[Raw records]
+--
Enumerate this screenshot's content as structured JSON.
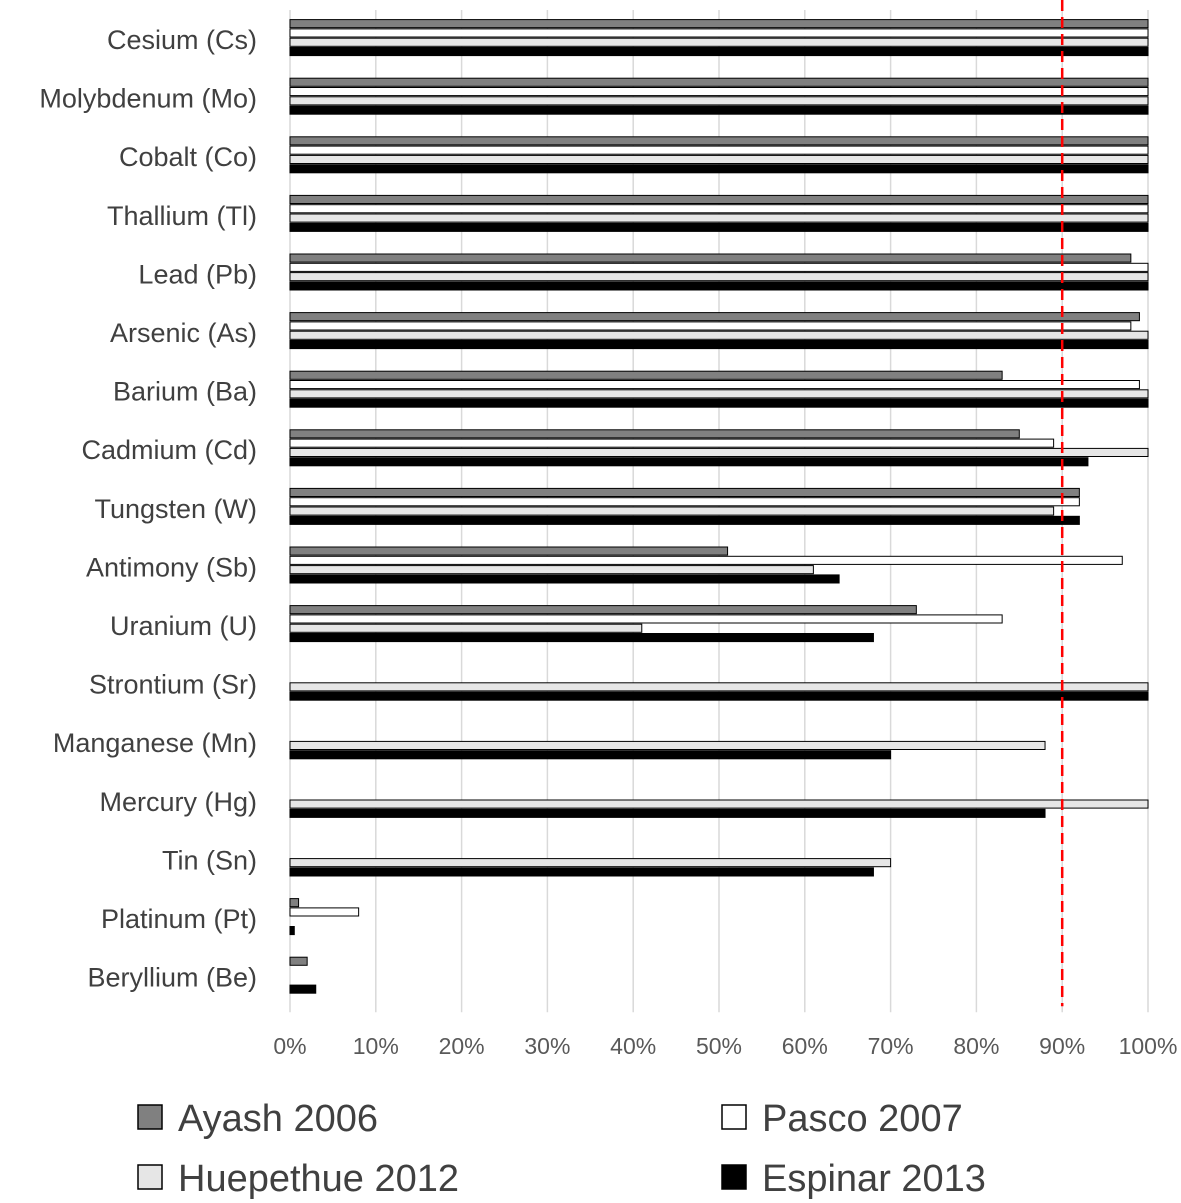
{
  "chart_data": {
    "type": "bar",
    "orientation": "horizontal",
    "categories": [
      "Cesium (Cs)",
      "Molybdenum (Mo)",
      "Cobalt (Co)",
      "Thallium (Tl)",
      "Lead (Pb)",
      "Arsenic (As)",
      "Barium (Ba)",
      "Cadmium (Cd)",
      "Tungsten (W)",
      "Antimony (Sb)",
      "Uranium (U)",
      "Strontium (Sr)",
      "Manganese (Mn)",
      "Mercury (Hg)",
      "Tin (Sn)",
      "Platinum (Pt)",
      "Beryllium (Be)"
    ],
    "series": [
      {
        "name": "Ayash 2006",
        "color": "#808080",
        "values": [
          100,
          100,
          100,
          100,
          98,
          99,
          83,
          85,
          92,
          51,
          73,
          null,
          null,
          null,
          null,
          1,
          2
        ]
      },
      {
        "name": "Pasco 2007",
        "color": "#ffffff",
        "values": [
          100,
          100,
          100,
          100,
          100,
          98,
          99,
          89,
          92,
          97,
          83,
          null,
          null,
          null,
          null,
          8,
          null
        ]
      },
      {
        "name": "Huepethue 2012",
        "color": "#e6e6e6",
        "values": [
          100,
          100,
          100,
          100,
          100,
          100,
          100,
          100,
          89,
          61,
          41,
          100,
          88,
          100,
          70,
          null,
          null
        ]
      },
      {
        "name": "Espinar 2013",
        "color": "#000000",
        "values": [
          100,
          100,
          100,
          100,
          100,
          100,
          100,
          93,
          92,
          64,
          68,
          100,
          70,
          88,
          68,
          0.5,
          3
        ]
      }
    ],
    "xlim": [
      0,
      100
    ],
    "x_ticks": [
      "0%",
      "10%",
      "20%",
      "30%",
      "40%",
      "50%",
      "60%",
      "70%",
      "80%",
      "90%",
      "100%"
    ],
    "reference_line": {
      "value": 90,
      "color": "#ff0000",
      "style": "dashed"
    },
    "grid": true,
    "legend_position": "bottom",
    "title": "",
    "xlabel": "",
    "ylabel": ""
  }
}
+--
◆ REQUIRED TASK
In the entries above, count each line that holds "name". Give the total and nothing else.

◆ WRITTEN RESPONSE
4